(Extracted records)
⟨

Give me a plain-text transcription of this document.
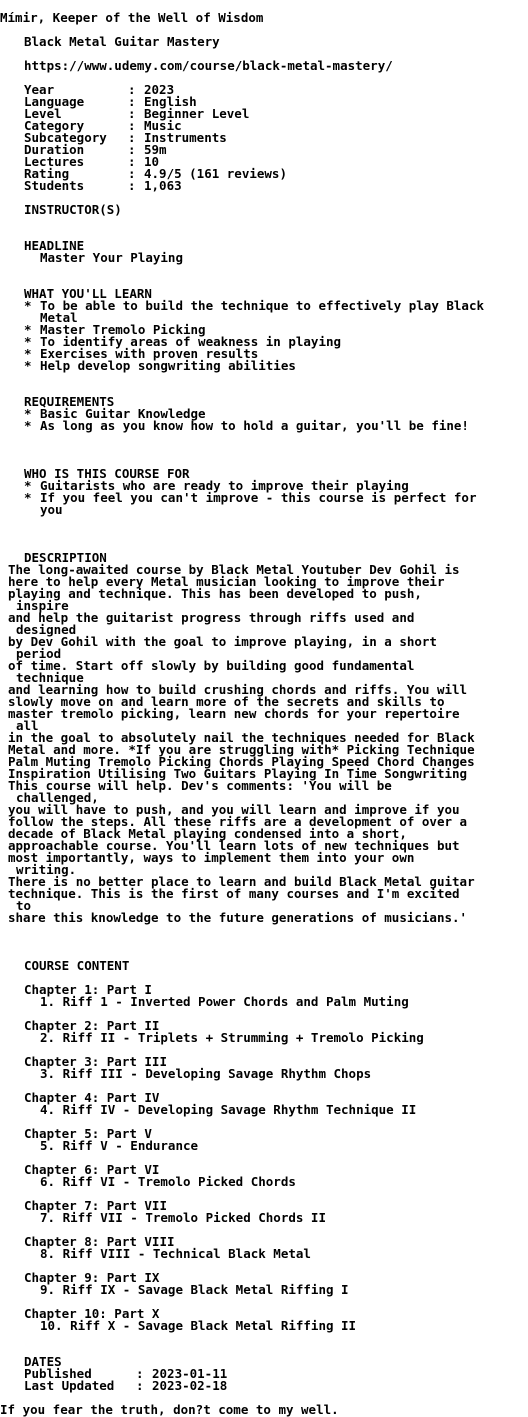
Mímir, Keeper of the Well of Wisdom
Black Metal Guitar Mastery
https://www.udemy.com/course/black-metal-mastery/
Year	: 2023
Language	: English
Level	: Beginner Level
Category	: Music
Subcategory : Instruments
Duration	: 59m
Lectures	: 10
Rating	: 4.9/5 (161 reviews)
Students	: 1,063
INSTRUCTOR(S)
HEADLINE
Master Your Playing
WHAT YOU'LL LEARN
* To be able to build the technique to effectively play Black
Metal
* Master Tremolo Picking
* To identify areas of weakness in playing
* Exercises with proven results
* Help develop songwriting abilities
REQUIREMENTS
* Basic Guitar Knowledge
* As long as you know how to hold a guitar, you'll be fine!
WHO IS THIS COURSE FOR
* Guitarists who are ready to improve their playing
* If you feel you can't improve - this course is perfect for
you
DESCRIPTION
The long-awaited course by Black Metal Youtuber Dev Gohil is
here to help every Metal musician looking to improve their
playing and technique. This has been developed to push,
inspire
and help the guitarist progress through riffs used and
designed
by Dev Gohil with the goal to improve playing, in a short
period
of time. Start off slowly by building good fundamental
technique
and learning how to build crushing chords and riffs. You will
slowly move on and learn more of the secrets and skills to
master tremolo picking, learn new chords for your repertoire
all
in the goal to absolutely nail the techniques needed for Black
Metal and more. *If you are struggling with* Picking Technique
Palm Muting Tremolo Picking Chords Playing Speed Chord Changes
Inspiration Utilising Two Guitars Playing In Time Songwriting
This course will help. Dev's comments: 'You will be
challenged,
you will have to push, and you will learn and improve if you
follow the steps. All these riffs are a development of over a
decade of Black Metal playing condensed into a short,
approachable course. You'll learn lots of new techniques but
most importantly, ways to implement them into your own
writing.
There is no better place to learn and build Black Metal guitar
technique. This is the first of many courses and I'm excited
to
share this knowledge to the future generations of musicians.'
COURSE CONTENT
Chapter 1: Part I
1. Riff 1 - Inverted Power Chords and Palm Muting
Chapter 2: Part II
2. Riff II - Triplets + Strumming + Tremolo Picking
Chapter 3: Part III
3. Riff III - Developing Savage Rhythm Chops
Chapter 4: Part IV
4. Riff IV - Developing Savage Rhythm Technique II
Chapter 5: Part V
5. Riff V - Endurance
Chapter 6: Part VI
6. Riff VI - Tremolo Picked Chords
Chapter 7: Part VII
7. Riff VII - Tremolo Picked Chords II
Chapter 8: Part VIII
8. Riff VIII - Technical Black Metal
Chapter 9: Part IX
9. Riff IX - Savage Black Metal Riffing I
Chapter 10: Part X
10. Riff X - Savage Black Metal Riffing II
DATES
Published	: 2023-01-11
Last Updated : 2023-02-18
If you fear the truth, don?t come to my well.
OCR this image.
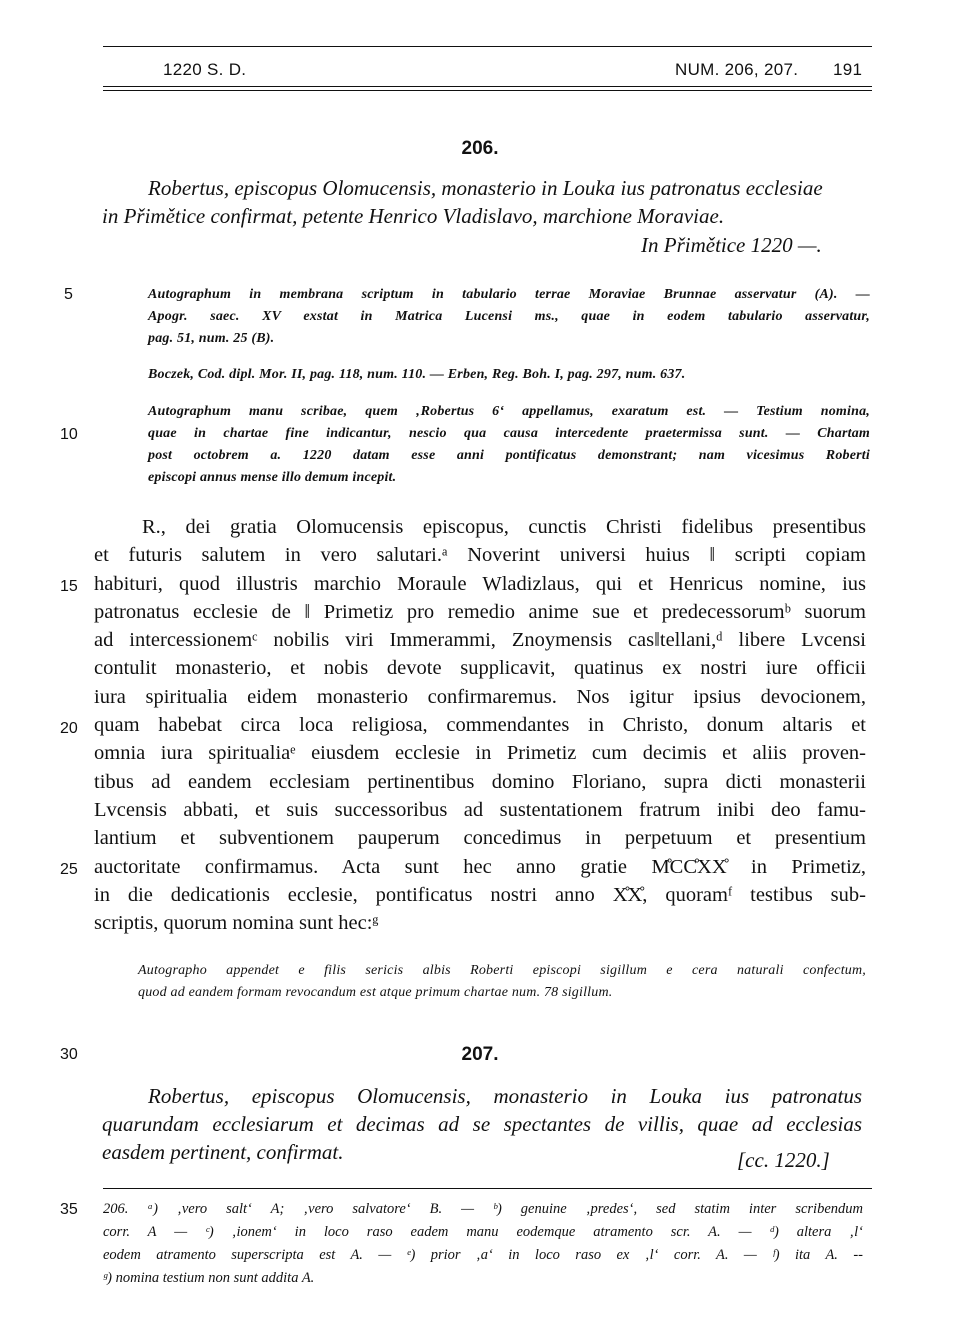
1220 S. D.	NUM. 206, 207. 191
206.
Robertus, episcopus Olomucensis, monasterio in Louka ius patronatus ecclesiae
in Přimětice confirmat, petente Henrico Vladislavo, marchione Moraviae.
In Přimětice 1220 —.
5	Autographum in membrana scriptum in tabulario terrae Moraviae Brunnae asservatur (A). —
Apogr. saec. XV exstat in Matrica Lucensi ms., quae in eodem tabulario asservatur,
pag. 51, num. 25 (B).
Boczek, Cod. dipl. Mor. II, pag. 118, num. 110. — Erben, Reg. Boh. I, pag. 297, num. 637.
10
Autographum manu scribae, quem ‚Robertus 6‘ appellamus, exaratum est. — Testium nomina,
quae in chartae fine indicantur, nescio qua causa intercedente praetermissa sunt. — Chartam
post octobrem a. 1220 datam esse anni pontificatus demonstrant; nam vicesimus Roberti
episcopi annus mense illo demum incepit.
15
20
25
R., dei gratia Olomucensis episcopus, cunctis Christi fidelibus presentibus
et futuris salutem in vero salutari.ᵃ Noverint universi huius ‖ scripti copiam
habituri, quod illustris marchio Moraule Wladizlaus, qui et Henricus nomine, ius
patronatus ecclesie de ‖ Primetiz pro remedio anime sue et predecessorumᵇ suorum
ad intercessionemᶜ nobilis viri Immerammi, Znoymensis cas‖tellani,ᵈ libere Lvcensi
contulit monasterio, et nobis devote supplicavit, quatinus ex nostri iure officii
iura spiritualia eidem monasterio confirmaremus. Nos igitur ipsius devocionem,
quam habebat circa loca religiosa, commendantes in Christo, donum altaris et
omnia iura spiritualiaᵉ eiusdem ecclesie in Primetiz cum decimis et aliis proven-
tibus ad eandem ecclesiam pertinentibus domino Floriano, supra dicti monasterii
Lvcensis abbati, et suis successoribus ad sustentationem fratrum inibi deo famu-
lantium et subventionem pauperum concedimus in perpetuum et presentium
auctoritate confirmamus. Acta sunt hec anno gratie M̊CC̊XX̊ in Primetiz,
in die dedicationis ecclesie, pontificatus nostri anno X̊X̊, quoramᶠ testibus sub-
scriptis, quorum nomina sunt hec:ᵍ
Autographo appendet e filis sericis albis Roberti episcopi sigillum e cera naturali confectum,
quod ad eandem formam revocandum est atque primum chartae num. 78 sigillum.
30	207.
Robertus, episcopus Olomucensis, monasterio in Louka ius patronatus
quarundam ecclesiarum et decimas ad se spectantes de villis, quae ad ecclesias
easdem pertinent, confirmat.	[cc. 1220.]
35 206. ᵃ) ‚vero salt‘ A; ‚vero salvatore‘ B. — ᵇ) genuine ‚predes‘, sed statim inter scribendum
corr. A — ᶜ) ‚ionem‘ in loco raso eadem manu eodemque atramento scr. A. — ᵈ) altera ‚l‘
eodem atramento superscripta est A. — ᵉ) prior ‚a‘ in loco raso ex ‚l‘ corr. A. — ᶠ) ita A. --
ᵍ) nomina testium non sunt addita A.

⟩

#### [Given exercise]
Using the data above, copy each line that contains "patronatus".

#### [Exercise response]
Robertus, episcopus Olomucensis, monasterio in Louka ius patronatus ecclesiae
patronatus ecclesie de ‖ Primetiz pro remedio anime sue et predecessorumᵇ suorum
Robertus, episcopus Olomucensis, monasterio in Louka ius patronatus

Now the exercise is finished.